■ Task objective ■
Format every line in the rows below as a JSON list of strings, one string per line, and leave out any blank lines.

(Layout annotation rows)
>>>>
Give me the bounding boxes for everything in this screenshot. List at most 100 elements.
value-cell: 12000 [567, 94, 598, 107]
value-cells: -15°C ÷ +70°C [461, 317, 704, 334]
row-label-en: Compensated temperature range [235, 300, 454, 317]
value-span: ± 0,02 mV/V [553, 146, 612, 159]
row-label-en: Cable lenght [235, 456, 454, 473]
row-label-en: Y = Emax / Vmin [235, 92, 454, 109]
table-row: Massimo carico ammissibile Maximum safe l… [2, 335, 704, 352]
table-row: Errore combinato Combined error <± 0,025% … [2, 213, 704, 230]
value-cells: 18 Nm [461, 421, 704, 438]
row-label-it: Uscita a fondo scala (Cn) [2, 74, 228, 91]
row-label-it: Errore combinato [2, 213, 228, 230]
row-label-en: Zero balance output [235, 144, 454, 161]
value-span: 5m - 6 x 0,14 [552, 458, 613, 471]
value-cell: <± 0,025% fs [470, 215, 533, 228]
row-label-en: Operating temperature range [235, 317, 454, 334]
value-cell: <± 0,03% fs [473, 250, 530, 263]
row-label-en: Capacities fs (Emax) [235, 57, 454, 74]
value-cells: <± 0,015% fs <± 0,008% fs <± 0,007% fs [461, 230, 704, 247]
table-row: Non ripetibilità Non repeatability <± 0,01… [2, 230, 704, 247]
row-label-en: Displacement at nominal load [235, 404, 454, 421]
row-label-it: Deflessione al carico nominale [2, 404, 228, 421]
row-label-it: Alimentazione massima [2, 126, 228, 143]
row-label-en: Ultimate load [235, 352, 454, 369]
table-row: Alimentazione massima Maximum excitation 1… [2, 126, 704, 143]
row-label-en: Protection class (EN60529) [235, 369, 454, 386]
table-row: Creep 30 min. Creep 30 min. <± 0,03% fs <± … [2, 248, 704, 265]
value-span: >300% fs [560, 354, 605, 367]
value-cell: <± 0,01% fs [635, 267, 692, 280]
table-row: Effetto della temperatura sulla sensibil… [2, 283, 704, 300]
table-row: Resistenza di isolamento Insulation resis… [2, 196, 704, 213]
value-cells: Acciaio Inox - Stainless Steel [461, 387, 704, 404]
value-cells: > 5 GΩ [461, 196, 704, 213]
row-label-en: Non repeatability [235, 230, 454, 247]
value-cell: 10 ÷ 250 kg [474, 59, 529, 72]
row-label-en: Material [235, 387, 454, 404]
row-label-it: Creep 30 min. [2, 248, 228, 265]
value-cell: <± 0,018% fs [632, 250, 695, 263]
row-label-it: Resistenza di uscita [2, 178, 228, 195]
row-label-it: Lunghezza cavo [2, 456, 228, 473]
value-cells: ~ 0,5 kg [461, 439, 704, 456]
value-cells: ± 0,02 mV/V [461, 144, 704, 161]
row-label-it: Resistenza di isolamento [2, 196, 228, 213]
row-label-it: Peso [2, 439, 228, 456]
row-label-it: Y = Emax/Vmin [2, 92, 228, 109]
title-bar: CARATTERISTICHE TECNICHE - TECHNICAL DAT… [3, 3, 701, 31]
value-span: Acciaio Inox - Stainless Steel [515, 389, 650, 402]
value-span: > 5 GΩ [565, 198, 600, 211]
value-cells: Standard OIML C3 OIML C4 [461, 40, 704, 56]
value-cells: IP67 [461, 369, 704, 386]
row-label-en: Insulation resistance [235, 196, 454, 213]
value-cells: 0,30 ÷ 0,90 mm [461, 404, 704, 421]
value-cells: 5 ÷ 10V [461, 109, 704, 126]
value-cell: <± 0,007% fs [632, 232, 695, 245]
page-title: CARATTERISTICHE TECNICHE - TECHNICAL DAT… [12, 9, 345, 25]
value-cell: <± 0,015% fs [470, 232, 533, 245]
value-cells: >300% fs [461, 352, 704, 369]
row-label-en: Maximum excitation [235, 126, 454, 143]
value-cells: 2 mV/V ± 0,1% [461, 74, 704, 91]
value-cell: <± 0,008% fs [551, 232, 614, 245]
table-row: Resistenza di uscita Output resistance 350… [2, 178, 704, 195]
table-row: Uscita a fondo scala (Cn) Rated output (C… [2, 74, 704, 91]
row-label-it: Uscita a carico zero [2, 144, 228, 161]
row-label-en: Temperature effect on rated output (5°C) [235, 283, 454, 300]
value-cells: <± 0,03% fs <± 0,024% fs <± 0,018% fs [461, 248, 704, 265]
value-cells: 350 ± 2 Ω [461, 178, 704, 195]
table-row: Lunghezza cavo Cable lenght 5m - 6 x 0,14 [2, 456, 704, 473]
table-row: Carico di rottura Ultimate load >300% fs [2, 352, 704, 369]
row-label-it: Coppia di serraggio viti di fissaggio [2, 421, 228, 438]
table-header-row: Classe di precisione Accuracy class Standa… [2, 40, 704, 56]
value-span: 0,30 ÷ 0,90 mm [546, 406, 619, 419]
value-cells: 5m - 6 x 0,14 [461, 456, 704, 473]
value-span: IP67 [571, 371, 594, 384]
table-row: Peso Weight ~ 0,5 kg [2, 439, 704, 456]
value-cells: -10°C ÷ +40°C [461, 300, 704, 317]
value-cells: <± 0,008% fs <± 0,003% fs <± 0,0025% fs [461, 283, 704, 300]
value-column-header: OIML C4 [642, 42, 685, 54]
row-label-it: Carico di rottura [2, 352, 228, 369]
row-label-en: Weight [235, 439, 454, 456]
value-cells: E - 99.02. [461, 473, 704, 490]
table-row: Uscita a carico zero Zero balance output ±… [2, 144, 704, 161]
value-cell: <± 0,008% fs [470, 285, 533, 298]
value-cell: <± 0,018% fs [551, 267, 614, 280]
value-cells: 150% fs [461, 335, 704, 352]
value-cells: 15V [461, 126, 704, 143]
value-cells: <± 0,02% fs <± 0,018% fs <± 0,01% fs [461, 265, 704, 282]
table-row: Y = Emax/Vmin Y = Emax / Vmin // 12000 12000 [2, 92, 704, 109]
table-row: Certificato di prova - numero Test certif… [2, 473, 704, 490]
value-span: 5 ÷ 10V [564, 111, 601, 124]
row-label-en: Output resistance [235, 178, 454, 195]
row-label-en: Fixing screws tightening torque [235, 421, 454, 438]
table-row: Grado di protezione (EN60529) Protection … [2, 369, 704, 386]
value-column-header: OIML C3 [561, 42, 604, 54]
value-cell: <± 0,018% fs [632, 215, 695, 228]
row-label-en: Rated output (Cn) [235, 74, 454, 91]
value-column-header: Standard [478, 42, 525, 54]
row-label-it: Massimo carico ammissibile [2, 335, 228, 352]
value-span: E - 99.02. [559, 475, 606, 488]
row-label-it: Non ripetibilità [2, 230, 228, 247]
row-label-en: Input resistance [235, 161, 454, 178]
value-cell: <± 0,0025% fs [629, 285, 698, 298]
<<<<
■ Reply to the task ■
[
  "Give me the bounding boxes for everything in this screenshot. List at most 100 elements.",
  "value-cell: 12000 [567, 94, 598, 107]",
  "value-cells: -15°C ÷ +70°C [461, 317, 704, 334]",
  "row-label-en: Compensated temperature range [235, 300, 454, 317]",
  "value-span: ± 0,02 mV/V [553, 146, 612, 159]",
  "row-label-en: Cable lenght [235, 456, 454, 473]",
  "row-label-en: Y = Emax / Vmin [235, 92, 454, 109]",
  "table-row: Massimo carico ammissibile Maximum safe l… [2, 335, 704, 352]",
  "table-row: Errore combinato Combined error <± 0,025% … [2, 213, 704, 230]",
  "value-cells: 18 Nm [461, 421, 704, 438]",
  "row-label-it: Uscita a fondo scala (Cn) [2, 74, 228, 91]",
  "row-label-it: Errore combinato [2, 213, 228, 230]",
  "row-label-en: Zero balance output [235, 144, 454, 161]",
  "value-span: 5m - 6 x 0,14 [552, 458, 613, 471]",
  "value-cell: <± 0,025% fs [470, 215, 533, 228]",
  "row-label-en: Operating temperature range [235, 317, 454, 334]",
  "value-cell: <± 0,03% fs [473, 250, 530, 263]",
  "row-label-en: Capacities fs (Emax) [235, 57, 454, 74]",
  "value-cells: <± 0,015% fs <± 0,008% fs <± 0,007% fs [461, 230, 704, 247]",
  "table-row: Non ripetibilità Non repeatability <± 0,01… [2, 230, 704, 247]",
  "row-label-en: Displacement at nominal load [235, 404, 454, 421]",
  "row-label-it: Deflessione al carico nominale [2, 404, 228, 421]",
  "row-label-it: Alimentazione massima [2, 126, 228, 143]",
  "row-label-en: Ultimate load [235, 352, 454, 369]",
  "table-row: Alimentazione massima Maximum excitation 1… [2, 126, 704, 143]",
  "row-label-en: Protection class (EN60529) [235, 369, 454, 386]",
  "table-row: Creep 30 min. Creep 30 min. <± 0,03% fs <± … [2, 248, 704, 265]",
  "value-span: >300% fs [560, 354, 605, 367]",
  "value-cell: <± 0,01% fs [635, 267, 692, 280]",
  "table-row: Effetto della temperatura sulla sensibil… [2, 283, 704, 300]",
  "table-row: Resistenza di isolamento Insulation resis… [2, 196, 704, 213]",
  "value-cells: Acciaio Inox - Stainless Steel [461, 387, 704, 404]",
  "value-cells: > 5 GΩ [461, 196, 704, 213]",
  "row-label-en: Non repeatability [235, 230, 454, 247]",
  "value-cell: 10 ÷ 250 kg [474, 59, 529, 72]",
  "row-label-en: Material [235, 387, 454, 404]",
  "row-label-it: Creep 30 min. [2, 248, 228, 265]",
  "value-cell: <± 0,018% fs [632, 250, 695, 263]",
  "row-label-it: Resistenza di uscita [2, 178, 228, 195]",
  "row-label-it: Lunghezza cavo [2, 456, 228, 473]",
  "value-cells: ~ 0,5 kg [461, 439, 704, 456]",
  "value-cells: ± 0,02 mV/V [461, 144, 704, 161]",
  "row-label-it: Resistenza di isolamento [2, 196, 228, 213]",
  "row-label-it: Peso [2, 439, 228, 456]",
  "row-label-it: Y = Emax/Vmin [2, 92, 228, 109]",
  "title-bar: CARATTERISTICHE TECNICHE - TECHNICAL DAT… [3, 3, 701, 31]",
  "value-span: Acciaio Inox - Stainless Steel [515, 389, 650, 402]",
  "value-span: > 5 GΩ [565, 198, 600, 211]",
  "value-cells: Standard OIML C3 OIML C4 [461, 40, 704, 56]",
  "value-cells: IP67 [461, 369, 704, 386]",
  "row-label-en: Insulation resistance [235, 196, 454, 213]",
  "value-cells: 0,30 ÷ 0,90 mm [461, 404, 704, 421]",
  "value-cells: 5 ÷ 10V [461, 109, 704, 126]",
  "value-cell: <± 0,007% fs [632, 232, 695, 245]",
  "page-title: CARATTERISTICHE TECNICHE - TECHNICAL DAT… [12, 9, 345, 25]",
  "value-cell: <± 0,015% fs [470, 232, 533, 245]",
  "value-cells: >300% fs [461, 352, 704, 369]",
  "row-label-en: Maximum excitation [235, 126, 454, 143]",
  "value-cells: 2 mV/V ± 0,1% [461, 74, 704, 91]",
  "value-cell: <± 0,008% fs [551, 232, 614, 245]",
  "table-row: Resistenza di uscita Output resistance 350… [2, 178, 704, 195]",
  "table-row: Uscita a fondo scala (Cn) Rated output (C… [2, 74, 704, 91]",
  "row-label-it: Uscita a carico zero [2, 144, 228, 161]",
  "row-label-en: Temperature effect on rated output (5°C) [235, 283, 454, 300]",
  "value-cells: <± 0,03% fs <± 0,024% fs <± 0,018% fs [461, 248, 704, 265]",
  "value-cells: 350 ± 2 Ω [461, 178, 704, 195]",
  "table-row: Lunghezza cavo Cable lenght 5m - 6 x 0,14 [2, 456, 704, 473]",
  "table-row: Carico di rottura Ultimate load >300% fs [2, 352, 704, 369]",
  "row-label-it: Coppia di serraggio viti di fissaggio [2, 421, 228, 438]",
  "table-header-row: Classe di precisione Accuracy class Standa… [2, 40, 704, 56]",
  "value-span: 0,30 ÷ 0,90 mm [546, 406, 619, 419]",
  "value-cells: 5m - 6 x 0,14 [461, 456, 704, 473]",
  "value-span: IP67 [571, 371, 594, 384]",
  "table-row: Peso Weight ~ 0,5 kg [2, 439, 704, 456]",
  "value-cells: -10°C ÷ +40°C [461, 300, 704, 317]",
  "value-cells: <± 0,008% fs <± 0,003% fs <± 0,0025% fs [461, 283, 704, 300]",
  "value-column-header: OIML C4 [642, 42, 685, 54]",
  "row-label-it: Carico di rottura [2, 352, 228, 369]",
  "row-label-en: Weight [235, 439, 454, 456]",
  "value-cells: E - 99.02. [461, 473, 704, 490]",
  "table-row: Uscita a carico zero Zero balance output ±… [2, 144, 704, 161]",
  "value-cell: <± 0,008% fs [470, 285, 533, 298]",
  "value-cell: <± 0,018% fs [551, 267, 614, 280]",
  "value-cells: 150% fs [461, 335, 704, 352]",
  "value-cells: 15V [461, 126, 704, 143]",
  "value-cells: <± 0,02% fs <± 0,018% fs <± 0,01% fs [461, 265, 704, 282]",
  "table-row: Y = Emax/Vmin Y = Emax / Vmin // 12000 12000 [2, 92, 704, 109]",
  "table-row: Certificato di prova - numero Test certif… [2, 473, 704, 490]",
  "value-span: 5 ÷ 10V [564, 111, 601, 124]",
  "row-label-en: Output resistance [235, 178, 454, 195]",
  "row-label-en: Fixing screws tightening torque [235, 421, 454, 438]",
  "table-row: Grado di protezione (EN60529) Protection … [2, 369, 704, 386]",
  "value-column-header: OIML C3 [561, 42, 604, 54]",
  "value-cell: <± 0,018% fs [632, 215, 695, 228]",
  "row-label-en: Rated output (Cn) [235, 74, 454, 91]",
  "value-column-header: Standard [478, 42, 525, 54]",
  "row-label-it: Massimo carico ammissibile [2, 335, 228, 352]",
  "value-span: E - 99.02. [559, 475, 606, 488]",
  "row-label-it: Non ripetibilità [2, 230, 228, 247]",
  "row-label-en: Input resistance [235, 161, 454, 178]",
  "value-cell: <± 0,0025% fs [629, 285, 698, 298]"
]